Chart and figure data
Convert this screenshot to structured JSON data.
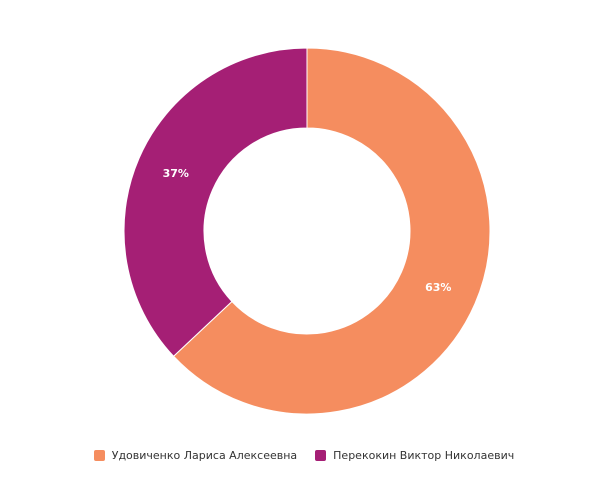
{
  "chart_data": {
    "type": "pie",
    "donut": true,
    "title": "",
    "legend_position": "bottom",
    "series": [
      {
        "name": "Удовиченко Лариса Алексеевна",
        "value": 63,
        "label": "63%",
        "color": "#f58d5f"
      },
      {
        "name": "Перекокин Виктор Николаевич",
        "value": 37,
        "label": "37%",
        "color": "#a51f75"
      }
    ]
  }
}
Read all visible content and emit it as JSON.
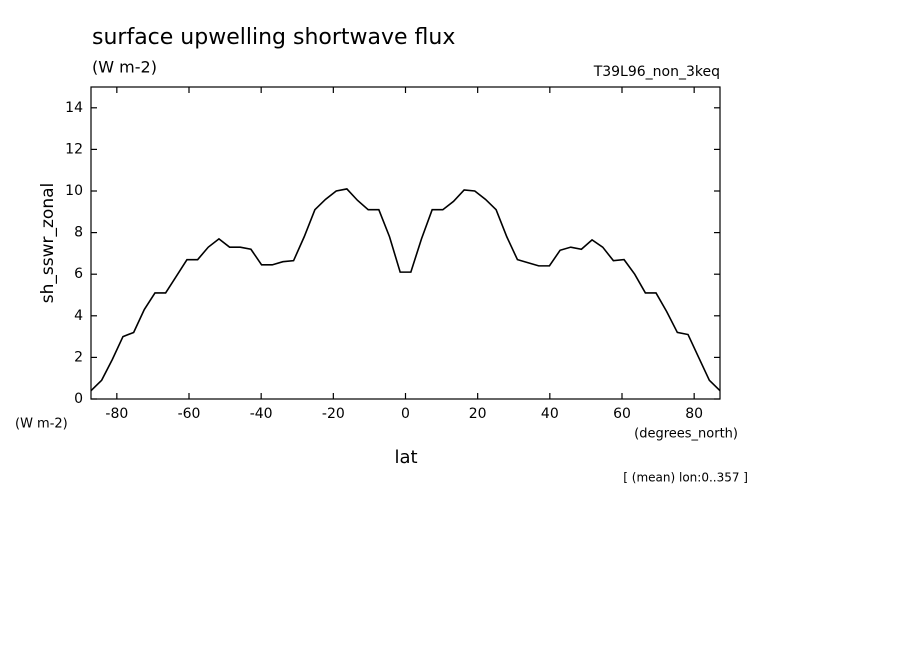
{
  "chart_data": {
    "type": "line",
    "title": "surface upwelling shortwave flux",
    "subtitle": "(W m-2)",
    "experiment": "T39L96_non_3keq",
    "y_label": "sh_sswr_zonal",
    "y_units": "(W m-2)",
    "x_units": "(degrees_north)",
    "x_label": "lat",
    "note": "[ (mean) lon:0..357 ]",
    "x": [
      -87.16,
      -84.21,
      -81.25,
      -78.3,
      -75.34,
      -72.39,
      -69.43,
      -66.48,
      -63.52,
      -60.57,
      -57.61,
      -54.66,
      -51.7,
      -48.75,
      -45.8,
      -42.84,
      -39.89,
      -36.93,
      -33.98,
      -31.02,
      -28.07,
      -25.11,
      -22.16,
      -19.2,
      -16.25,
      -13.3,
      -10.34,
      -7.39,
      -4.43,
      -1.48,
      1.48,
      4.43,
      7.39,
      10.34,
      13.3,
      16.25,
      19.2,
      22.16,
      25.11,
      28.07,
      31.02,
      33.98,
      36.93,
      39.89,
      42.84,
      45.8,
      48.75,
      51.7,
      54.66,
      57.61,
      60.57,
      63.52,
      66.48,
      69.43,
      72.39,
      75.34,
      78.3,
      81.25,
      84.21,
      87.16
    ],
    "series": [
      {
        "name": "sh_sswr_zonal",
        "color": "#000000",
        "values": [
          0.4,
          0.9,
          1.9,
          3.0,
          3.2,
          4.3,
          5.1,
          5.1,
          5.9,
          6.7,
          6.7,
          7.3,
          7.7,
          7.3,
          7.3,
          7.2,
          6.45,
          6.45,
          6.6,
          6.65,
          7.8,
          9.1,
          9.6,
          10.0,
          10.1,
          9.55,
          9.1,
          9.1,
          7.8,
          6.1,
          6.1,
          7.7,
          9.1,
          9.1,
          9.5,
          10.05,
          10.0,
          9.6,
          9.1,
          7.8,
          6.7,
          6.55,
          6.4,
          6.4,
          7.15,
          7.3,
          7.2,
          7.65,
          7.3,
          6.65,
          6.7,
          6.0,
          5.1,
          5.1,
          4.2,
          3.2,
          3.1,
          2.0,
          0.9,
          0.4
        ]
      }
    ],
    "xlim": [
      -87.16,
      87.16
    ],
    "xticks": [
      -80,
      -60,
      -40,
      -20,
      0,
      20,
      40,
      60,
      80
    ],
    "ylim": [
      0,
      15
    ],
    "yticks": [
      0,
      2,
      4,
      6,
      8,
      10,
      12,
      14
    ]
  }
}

==

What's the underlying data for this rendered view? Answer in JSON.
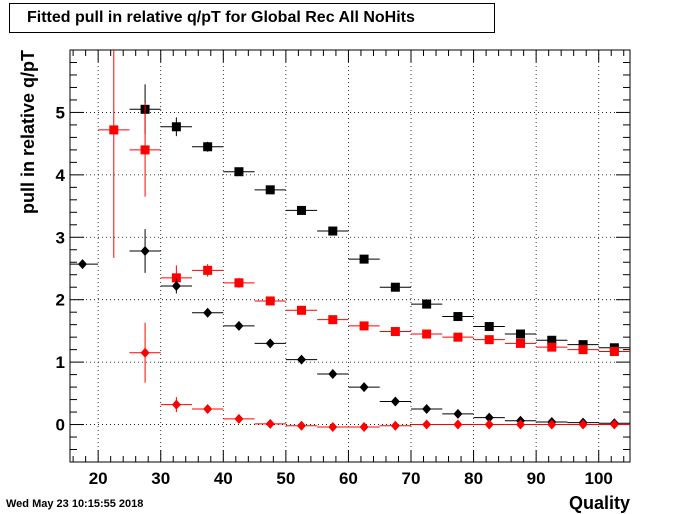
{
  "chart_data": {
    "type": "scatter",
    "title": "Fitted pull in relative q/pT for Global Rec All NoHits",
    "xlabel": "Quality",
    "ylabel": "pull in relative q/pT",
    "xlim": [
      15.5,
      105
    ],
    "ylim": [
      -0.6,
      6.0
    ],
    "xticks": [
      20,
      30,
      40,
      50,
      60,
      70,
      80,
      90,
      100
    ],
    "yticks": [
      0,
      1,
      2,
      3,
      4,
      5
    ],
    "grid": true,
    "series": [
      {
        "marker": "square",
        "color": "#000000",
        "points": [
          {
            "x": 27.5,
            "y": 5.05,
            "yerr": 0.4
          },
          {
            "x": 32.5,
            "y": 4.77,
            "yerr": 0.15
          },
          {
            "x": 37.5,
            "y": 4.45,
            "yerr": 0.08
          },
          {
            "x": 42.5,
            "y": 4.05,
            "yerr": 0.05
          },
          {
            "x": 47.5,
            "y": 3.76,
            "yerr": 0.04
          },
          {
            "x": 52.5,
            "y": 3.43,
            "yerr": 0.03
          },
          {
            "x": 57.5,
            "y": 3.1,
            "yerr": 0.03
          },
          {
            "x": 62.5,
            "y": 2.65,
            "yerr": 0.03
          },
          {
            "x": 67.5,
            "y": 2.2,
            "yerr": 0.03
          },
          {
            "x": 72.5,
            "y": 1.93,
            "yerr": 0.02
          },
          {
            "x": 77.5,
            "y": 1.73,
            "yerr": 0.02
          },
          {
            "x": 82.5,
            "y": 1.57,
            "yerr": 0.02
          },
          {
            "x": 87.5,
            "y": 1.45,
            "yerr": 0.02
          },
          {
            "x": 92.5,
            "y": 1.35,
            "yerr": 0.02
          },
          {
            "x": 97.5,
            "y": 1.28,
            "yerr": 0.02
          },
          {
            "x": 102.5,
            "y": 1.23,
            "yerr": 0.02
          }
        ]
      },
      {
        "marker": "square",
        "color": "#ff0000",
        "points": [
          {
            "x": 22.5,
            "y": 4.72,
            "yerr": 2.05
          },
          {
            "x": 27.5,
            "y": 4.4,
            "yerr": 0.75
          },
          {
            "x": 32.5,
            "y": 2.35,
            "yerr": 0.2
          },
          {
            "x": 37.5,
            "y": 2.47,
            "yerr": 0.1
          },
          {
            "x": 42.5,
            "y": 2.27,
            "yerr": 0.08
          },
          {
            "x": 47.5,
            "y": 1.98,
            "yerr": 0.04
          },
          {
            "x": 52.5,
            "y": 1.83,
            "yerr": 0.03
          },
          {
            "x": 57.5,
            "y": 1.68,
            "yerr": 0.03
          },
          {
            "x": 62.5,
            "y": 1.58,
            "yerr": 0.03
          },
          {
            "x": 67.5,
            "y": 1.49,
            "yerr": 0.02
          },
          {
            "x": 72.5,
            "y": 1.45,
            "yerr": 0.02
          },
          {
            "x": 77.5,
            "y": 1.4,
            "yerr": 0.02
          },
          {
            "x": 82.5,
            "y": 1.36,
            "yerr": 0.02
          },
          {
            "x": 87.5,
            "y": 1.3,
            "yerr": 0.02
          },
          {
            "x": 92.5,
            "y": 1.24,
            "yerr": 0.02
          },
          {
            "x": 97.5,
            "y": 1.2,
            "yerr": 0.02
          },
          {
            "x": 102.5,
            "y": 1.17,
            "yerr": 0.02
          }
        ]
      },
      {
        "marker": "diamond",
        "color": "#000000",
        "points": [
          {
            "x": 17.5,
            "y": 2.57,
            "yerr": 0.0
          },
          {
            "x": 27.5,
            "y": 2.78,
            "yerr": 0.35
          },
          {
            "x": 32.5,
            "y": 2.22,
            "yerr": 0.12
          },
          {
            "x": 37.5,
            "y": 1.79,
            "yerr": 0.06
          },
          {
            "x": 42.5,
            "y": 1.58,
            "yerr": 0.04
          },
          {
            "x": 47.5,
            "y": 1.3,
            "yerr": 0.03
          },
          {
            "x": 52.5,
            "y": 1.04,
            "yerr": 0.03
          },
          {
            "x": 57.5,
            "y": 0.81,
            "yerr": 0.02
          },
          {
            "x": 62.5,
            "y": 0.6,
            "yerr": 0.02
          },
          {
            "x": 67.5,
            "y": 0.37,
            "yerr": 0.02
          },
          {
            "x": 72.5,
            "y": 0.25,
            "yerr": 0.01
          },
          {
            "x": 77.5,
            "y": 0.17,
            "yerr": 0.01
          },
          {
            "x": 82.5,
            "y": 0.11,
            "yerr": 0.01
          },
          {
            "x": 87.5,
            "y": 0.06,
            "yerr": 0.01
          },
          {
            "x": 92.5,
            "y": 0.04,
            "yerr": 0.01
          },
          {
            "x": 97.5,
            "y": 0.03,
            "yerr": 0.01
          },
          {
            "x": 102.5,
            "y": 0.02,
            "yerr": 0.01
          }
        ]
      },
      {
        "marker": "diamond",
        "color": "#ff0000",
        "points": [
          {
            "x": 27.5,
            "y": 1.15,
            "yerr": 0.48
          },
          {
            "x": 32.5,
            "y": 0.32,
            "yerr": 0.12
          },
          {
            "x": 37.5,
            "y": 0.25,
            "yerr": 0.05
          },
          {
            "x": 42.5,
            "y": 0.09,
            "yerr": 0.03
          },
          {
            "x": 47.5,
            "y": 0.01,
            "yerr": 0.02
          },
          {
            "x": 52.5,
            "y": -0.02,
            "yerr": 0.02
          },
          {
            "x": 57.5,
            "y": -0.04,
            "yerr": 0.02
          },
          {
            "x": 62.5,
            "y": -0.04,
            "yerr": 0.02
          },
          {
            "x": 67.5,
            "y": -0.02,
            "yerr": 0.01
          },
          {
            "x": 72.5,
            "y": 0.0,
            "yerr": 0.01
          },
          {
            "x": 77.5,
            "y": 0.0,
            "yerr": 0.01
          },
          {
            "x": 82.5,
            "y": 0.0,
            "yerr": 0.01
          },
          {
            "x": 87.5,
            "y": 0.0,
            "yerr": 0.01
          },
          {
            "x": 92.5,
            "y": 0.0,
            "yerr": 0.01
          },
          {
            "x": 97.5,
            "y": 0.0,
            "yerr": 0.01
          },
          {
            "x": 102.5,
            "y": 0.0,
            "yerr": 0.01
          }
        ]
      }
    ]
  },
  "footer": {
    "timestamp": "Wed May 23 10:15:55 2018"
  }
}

---

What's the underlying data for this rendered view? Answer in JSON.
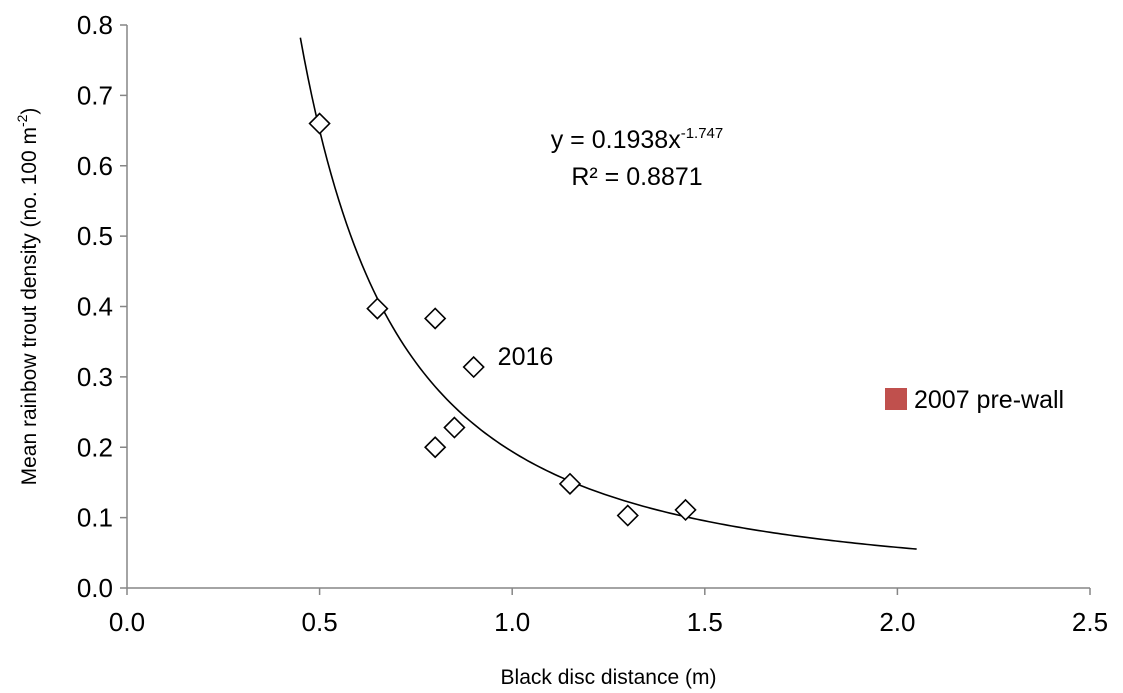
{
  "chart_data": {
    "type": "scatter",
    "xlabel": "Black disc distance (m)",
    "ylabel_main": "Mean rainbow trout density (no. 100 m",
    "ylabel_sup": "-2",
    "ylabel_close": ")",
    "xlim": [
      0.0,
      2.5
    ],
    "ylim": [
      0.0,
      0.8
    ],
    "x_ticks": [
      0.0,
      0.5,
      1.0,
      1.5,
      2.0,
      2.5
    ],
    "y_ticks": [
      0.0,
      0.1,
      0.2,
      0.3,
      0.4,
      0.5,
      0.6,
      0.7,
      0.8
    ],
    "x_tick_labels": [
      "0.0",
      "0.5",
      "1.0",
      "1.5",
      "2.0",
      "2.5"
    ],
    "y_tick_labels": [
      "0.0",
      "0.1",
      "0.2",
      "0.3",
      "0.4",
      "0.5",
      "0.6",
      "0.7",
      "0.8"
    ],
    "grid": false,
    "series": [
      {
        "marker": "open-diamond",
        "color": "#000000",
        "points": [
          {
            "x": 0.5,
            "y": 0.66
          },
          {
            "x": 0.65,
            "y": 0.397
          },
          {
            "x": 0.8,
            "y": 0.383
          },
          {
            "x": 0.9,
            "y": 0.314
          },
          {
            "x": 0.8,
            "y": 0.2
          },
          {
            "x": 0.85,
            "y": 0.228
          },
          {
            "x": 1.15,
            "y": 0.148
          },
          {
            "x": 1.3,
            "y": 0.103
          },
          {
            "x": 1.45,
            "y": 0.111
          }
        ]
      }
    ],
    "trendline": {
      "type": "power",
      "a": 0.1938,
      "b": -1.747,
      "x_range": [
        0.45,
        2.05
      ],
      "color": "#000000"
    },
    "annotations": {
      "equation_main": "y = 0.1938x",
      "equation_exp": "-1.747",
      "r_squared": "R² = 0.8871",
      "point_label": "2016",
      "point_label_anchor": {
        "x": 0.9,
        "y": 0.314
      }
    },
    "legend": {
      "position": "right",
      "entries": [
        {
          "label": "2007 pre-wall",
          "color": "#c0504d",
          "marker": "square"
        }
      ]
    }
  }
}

> [REQUIRED TASK] From the entries above, copy every line that holds the word "relative".

> [EXERCISE RESPONSE]
    "title": "Fitted pull in relative q/pT for Global Rec All NoHits",
    "ylabel": "pull in relative q/pT",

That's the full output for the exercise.